Rows from a dataset
------------------------------
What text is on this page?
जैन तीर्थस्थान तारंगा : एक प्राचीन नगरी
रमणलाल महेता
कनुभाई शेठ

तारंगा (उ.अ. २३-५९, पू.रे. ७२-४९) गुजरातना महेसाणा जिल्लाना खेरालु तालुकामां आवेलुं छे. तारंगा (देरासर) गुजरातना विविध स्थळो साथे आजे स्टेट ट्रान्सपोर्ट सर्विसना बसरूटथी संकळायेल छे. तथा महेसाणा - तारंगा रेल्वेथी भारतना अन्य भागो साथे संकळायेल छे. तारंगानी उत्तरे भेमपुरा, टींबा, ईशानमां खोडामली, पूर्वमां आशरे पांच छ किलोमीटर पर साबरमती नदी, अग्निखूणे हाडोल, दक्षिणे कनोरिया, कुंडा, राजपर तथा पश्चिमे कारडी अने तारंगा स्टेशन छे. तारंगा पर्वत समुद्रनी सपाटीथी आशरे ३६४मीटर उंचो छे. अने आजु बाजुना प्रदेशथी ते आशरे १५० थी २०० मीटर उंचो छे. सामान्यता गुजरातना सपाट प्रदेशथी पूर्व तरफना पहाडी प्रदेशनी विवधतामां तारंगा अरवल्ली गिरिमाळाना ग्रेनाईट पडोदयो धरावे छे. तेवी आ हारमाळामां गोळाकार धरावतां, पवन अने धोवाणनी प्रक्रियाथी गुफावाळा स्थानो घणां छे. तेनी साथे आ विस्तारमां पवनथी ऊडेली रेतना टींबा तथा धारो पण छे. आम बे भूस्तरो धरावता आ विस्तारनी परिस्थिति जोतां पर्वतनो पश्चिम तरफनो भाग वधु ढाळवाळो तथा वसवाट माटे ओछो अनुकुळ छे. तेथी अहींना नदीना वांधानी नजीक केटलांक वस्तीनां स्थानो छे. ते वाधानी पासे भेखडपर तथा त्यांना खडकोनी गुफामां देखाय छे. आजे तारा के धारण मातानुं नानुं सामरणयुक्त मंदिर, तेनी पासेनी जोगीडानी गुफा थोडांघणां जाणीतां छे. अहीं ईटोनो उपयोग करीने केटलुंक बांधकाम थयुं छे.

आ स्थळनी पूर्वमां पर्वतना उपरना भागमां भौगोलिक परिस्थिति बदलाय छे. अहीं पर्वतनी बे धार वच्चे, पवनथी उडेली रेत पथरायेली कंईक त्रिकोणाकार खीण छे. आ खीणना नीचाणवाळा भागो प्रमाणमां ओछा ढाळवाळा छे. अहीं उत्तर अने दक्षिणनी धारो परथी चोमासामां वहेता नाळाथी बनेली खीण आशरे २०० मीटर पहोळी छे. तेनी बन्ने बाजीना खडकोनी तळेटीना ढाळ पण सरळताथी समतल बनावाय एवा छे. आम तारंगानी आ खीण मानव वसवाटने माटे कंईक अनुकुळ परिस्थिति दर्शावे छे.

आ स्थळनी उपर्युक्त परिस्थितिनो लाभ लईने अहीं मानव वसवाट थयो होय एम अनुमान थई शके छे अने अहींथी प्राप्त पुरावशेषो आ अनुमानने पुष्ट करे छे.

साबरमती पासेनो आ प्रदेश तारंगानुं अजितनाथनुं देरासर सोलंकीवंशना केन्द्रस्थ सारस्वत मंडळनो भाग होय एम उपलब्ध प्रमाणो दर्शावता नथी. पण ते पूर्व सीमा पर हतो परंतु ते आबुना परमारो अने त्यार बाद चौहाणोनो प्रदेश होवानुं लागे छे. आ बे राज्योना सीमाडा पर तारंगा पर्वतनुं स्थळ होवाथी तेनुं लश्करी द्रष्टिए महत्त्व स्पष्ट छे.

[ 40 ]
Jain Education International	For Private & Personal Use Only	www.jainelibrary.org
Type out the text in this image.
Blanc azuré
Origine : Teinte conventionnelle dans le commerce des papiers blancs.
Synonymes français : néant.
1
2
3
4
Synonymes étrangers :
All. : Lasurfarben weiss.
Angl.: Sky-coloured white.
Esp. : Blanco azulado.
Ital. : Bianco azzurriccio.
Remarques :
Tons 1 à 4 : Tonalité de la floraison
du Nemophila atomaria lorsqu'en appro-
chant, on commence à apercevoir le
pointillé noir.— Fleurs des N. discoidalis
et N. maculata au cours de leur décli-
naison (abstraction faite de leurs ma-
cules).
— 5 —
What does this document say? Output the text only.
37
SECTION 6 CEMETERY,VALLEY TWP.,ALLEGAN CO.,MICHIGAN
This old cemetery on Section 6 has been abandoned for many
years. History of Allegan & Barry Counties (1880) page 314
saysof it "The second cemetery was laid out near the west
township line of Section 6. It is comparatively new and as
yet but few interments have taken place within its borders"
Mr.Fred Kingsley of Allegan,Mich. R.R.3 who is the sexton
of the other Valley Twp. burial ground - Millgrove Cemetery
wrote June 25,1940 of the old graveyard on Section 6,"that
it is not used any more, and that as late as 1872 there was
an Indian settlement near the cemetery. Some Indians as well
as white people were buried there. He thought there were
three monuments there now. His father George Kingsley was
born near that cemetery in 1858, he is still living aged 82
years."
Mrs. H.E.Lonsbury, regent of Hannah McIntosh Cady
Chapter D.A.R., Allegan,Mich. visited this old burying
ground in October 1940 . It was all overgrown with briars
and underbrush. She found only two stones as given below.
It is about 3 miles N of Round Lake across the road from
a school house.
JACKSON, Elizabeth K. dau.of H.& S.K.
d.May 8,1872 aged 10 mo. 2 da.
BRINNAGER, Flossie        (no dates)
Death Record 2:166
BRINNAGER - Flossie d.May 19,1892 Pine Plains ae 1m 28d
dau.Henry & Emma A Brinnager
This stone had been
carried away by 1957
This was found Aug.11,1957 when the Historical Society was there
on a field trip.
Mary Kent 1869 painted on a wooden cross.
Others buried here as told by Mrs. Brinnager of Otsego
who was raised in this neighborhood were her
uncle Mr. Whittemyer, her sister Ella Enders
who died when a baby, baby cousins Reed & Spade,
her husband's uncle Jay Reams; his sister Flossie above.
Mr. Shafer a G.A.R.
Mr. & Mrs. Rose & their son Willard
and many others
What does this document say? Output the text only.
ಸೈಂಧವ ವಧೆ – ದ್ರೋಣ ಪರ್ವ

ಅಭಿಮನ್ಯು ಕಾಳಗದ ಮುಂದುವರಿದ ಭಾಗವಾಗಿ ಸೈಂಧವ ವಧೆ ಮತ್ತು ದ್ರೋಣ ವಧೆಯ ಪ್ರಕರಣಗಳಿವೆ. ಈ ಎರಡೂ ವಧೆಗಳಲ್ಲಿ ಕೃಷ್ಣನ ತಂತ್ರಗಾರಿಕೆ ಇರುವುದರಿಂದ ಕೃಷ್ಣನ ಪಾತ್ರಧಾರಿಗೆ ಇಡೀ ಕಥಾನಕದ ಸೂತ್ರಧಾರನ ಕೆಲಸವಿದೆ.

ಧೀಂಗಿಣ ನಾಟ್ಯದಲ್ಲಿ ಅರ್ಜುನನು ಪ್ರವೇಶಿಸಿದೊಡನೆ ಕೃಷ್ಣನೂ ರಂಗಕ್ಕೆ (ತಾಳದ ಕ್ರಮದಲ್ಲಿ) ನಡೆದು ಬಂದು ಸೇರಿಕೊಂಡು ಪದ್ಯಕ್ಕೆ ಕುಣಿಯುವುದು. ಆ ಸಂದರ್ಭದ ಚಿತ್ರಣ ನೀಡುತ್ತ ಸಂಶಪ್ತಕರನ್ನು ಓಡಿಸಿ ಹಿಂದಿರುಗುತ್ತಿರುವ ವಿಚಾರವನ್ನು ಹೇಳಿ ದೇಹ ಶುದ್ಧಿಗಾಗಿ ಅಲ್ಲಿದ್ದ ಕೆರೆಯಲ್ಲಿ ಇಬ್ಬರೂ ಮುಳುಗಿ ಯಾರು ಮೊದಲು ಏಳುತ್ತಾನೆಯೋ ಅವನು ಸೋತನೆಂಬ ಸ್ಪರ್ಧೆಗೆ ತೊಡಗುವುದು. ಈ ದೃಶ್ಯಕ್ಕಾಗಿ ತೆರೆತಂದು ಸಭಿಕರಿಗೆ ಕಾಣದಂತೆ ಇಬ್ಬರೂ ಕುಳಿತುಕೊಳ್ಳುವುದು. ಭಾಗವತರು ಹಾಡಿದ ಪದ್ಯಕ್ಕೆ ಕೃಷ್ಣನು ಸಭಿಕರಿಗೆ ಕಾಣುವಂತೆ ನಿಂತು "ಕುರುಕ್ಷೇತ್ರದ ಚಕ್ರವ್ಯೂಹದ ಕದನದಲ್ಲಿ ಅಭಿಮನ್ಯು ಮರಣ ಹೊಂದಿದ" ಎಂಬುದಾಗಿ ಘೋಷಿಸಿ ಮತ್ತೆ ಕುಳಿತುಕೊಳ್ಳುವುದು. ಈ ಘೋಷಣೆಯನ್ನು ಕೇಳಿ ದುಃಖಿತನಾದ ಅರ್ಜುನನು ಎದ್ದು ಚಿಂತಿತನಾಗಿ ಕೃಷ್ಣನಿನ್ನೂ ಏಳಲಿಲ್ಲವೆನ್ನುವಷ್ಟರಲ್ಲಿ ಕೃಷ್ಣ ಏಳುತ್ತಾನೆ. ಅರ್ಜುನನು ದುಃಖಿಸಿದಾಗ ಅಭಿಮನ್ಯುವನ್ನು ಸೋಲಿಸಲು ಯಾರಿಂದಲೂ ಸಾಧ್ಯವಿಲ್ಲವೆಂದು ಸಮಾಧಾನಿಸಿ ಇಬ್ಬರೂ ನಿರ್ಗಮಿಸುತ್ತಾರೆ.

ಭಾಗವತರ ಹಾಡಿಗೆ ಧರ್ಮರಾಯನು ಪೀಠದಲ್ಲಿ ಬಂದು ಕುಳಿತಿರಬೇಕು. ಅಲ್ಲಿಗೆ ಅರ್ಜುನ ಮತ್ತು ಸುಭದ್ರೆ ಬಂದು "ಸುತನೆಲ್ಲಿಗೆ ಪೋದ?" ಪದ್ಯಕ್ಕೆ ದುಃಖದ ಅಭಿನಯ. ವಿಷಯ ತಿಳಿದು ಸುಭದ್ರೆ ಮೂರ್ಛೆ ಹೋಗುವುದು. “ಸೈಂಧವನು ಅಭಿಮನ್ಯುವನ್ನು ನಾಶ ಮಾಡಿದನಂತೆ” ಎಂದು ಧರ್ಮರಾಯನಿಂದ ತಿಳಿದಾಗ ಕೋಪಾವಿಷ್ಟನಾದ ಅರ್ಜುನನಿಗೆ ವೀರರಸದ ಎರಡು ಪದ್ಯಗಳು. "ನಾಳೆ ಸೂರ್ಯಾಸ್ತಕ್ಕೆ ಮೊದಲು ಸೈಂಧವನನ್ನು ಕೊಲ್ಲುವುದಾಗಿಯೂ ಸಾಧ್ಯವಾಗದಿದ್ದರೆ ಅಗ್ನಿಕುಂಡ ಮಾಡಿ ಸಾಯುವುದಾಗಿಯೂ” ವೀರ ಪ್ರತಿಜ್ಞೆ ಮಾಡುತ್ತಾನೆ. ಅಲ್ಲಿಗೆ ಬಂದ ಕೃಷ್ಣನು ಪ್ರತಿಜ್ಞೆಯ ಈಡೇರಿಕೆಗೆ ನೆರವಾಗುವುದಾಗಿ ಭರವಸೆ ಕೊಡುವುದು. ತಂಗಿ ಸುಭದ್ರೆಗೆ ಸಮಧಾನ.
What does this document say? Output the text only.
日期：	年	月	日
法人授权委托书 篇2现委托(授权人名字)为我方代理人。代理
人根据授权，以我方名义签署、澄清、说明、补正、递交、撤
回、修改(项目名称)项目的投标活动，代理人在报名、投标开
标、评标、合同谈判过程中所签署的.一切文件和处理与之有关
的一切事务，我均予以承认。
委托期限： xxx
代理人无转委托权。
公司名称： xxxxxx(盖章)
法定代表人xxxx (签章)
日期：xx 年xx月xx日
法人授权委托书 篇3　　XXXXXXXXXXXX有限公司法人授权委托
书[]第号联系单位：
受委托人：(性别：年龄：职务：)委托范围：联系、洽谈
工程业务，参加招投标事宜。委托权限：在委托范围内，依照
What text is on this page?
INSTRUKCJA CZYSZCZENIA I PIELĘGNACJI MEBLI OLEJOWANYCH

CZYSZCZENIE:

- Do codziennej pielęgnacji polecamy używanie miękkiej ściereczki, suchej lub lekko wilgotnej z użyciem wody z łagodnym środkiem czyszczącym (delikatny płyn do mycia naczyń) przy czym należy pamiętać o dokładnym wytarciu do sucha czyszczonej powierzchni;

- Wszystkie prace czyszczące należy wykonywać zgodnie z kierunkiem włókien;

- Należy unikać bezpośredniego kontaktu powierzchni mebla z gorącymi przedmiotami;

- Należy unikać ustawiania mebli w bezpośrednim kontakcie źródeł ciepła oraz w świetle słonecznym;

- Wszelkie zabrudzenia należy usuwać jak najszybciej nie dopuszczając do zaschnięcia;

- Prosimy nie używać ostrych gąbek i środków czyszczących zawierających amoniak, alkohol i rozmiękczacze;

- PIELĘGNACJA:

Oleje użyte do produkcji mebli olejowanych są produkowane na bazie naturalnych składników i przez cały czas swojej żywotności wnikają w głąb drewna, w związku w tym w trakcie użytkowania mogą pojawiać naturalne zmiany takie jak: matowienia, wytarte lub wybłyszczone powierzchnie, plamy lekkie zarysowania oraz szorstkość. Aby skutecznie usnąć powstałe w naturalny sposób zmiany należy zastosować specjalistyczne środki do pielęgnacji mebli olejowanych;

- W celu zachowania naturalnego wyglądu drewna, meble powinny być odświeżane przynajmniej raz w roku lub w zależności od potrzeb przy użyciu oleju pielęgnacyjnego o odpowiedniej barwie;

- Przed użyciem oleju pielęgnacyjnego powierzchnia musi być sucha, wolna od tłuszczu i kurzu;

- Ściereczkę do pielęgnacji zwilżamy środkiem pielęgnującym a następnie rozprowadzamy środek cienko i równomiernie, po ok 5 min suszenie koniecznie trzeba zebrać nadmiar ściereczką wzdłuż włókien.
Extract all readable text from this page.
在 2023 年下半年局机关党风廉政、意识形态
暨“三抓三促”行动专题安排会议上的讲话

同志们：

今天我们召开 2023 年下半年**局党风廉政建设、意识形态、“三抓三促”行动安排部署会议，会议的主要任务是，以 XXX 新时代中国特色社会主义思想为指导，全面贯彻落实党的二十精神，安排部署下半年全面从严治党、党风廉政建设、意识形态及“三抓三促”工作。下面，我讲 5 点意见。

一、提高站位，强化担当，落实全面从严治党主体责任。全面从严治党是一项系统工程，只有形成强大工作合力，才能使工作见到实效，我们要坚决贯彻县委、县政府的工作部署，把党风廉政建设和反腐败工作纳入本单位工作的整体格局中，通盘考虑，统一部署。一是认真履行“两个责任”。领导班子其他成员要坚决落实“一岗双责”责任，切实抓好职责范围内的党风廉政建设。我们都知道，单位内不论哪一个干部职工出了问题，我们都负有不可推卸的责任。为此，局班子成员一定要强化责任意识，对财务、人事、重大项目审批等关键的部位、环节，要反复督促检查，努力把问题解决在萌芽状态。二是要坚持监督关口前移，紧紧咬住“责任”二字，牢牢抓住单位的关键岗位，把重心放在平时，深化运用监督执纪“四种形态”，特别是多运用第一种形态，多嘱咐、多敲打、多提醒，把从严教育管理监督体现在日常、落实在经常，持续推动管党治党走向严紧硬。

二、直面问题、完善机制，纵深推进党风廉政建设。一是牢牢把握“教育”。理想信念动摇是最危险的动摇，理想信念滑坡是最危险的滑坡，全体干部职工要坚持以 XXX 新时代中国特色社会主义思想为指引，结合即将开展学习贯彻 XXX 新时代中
------------------------------
**What you are asked to do**
Report all lines of the data above that include the string "page".

**Task result**
What text is on this page?
years. History of Allegan & Barry Counties (1880) page 314
What text is on this page?
Extract all readable text from this page.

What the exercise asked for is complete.